#### What is needed
An exact copy of every record is needed, with all pictures omitted.

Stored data

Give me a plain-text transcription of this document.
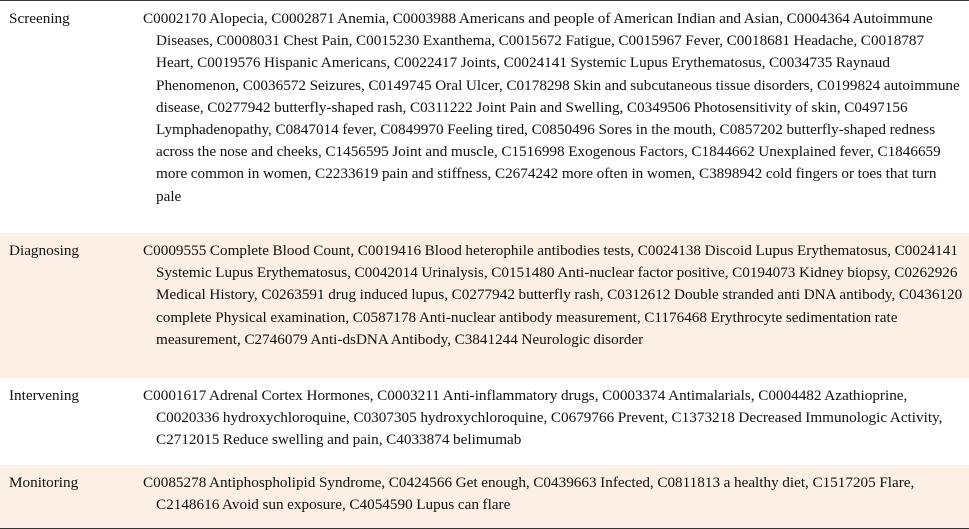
Screening	C0002170 Alopecia, C0002871 Anemia, C0003988 Americans and people of American Indian and Asian, C0004364 Autoimmune Diseases, C0008031 Chest Pain, C0015230 Exanthema, C0015672 Fatigue, C0015967 Fever, C0018681 Headache, C0018787 Heart, C0019576 Hispanic Americans, C0022417 Joints, C0024141 Systemic Lupus Erythematosus, C0034735 Raynaud Phenomenon, C0036572 Seizures, C0149745 Oral Ulcer, C0178298 Skin and subcutaneous tissue disorders, C0199824 autoimmune disease, C0277942 butterfly-shaped rash, C0311222 Joint Pain and Swelling, C0349506 Photosensitivity of skin, C0497156 Lymphadenopathy, C0847014 fever, C0849970 Feeling tired, C0850496 Sores in the mouth, C0857202 butterfly-shaped redness across the nose and cheeks, C1456595 Joint and muscle, C1516998 Exogenous Factors, C1844662 Unexplained fever, C1846659 more common in women, C2233619 pain and stiffness, C2674242 more often in women, C3898942 cold fingers or toes that turn pale

Diagnosing	C0009555 Complete Blood Count, C0019416 Blood heterophile antibodies tests, C0024138 Discoid Lupus Erythematosus, C0024141 Systemic Lupus Erythematosus, C0042014 Urinalysis, C0151480 Anti-nuclear factor positive, C0194073 Kidney biopsy, C0262926 Medical History, C0263591 drug induced lupus, C0277942 butterfly rash, C0312612 Double stranded anti DNA antibody, C0436120 complete Physical examination, C0587178 Anti-nuclear antibody measurement, C1176468 Erythrocyte sedimentation rate measurement, C2746079 Anti-dsDNA Antibody, C3841244 Neurologic disorder

Intervening	C0001617 Adrenal Cortex Hormones, C0003211 Anti-inflammatory drugs, C0003374 Antimalarials, C0004482 Azathioprine, C0020336 hydroxychloroquine, C0307305 hydroxychloroquine, C0679766 Prevent, C1373218 Decreased Immunologic Activity, C2712015 Reduce swelling and pain, C4033874 belimumab

Monitoring	C0085278 Antiphospholipid Syndrome, C0424566 Get enough, C0439663 Infected, C0811813 a healthy diet, C1517205 Flare, C2148616 Avoid sun exposure, C4054590 Lupus can flare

#### Answer to this task
Give me a plain-text transcription of this document.
Screening	C0002170 Alopecia, C0002871 Anemia, C0003988 Americans and people of American Indian and Asian, C0004364 Autoimmune Diseases, C0008031 Chest Pain, C0015230 Exanthema, C0015672 Fatigue, C0015967 Fever, C0018681 Headache, C0018787 Heart, C0019576 Hispanic Americans, C0022417 Joints, C0024141 Systemic Lupus Erythematosus, C0034735 Raynaud Phenomenon, C0036572 Seizures, C0149745 Oral Ulcer, C0178298 Skin and subcutaneous tissue disorders, C0199824 autoimmune disease, C0277942 butterfly-shaped rash, C0311222 Joint Pain and Swelling, C0349506 Photosensitivity of skin, C0497156 Lymphadenopathy, C0847014 fever, C0849970 Feeling tired, C0850496 Sores in the mouth, C0857202 butterfly-shaped redness across the nose and cheeks, C1456595 Joint and muscle, C1516998 Exogenous Factors, C1844662 Unexplained fever, C1846659 more common in women, C2233619 pain and stiffness, C2674242 more often in women, C3898942 cold fingers or toes that turn pale

Diagnosing	C0009555 Complete Blood Count, C0019416 Blood heterophile antibodies tests, C0024138 Discoid Lupus Erythematosus, C0024141 Systemic Lupus Erythematosus, C0042014 Urinalysis, C0151480 Anti-nuclear factor positive, C0194073 Kidney biopsy, C0262926 Medical History, C0263591 drug induced lupus, C0277942 butterfly rash, C0312612 Double stranded anti DNA antibody, C0436120 complete Physical examination, C0587178 Anti-nuclear antibody measurement, C1176468 Erythrocyte sedimentation rate measurement, C2746079 Anti-dsDNA Antibody, C3841244 Neurologic disorder

Intervening	C0001617 Adrenal Cortex Hormones, C0003211 Anti-inflammatory drugs, C0003374 Antimalarials, C0004482 Azathioprine, C0020336 hydroxychloroquine, C0307305 hydroxychloroquine, C0679766 Prevent, C1373218 Decreased Immunologic Activity, C2712015 Reduce swelling and pain, C4033874 belimumab

Monitoring	C0085278 Antiphospholipid Syndrome, C0424566 Get enough, C0439663 Infected, C0811813 a healthy diet, C1517205 Flare, C2148616 Avoid sun exposure, C4054590 Lupus can flare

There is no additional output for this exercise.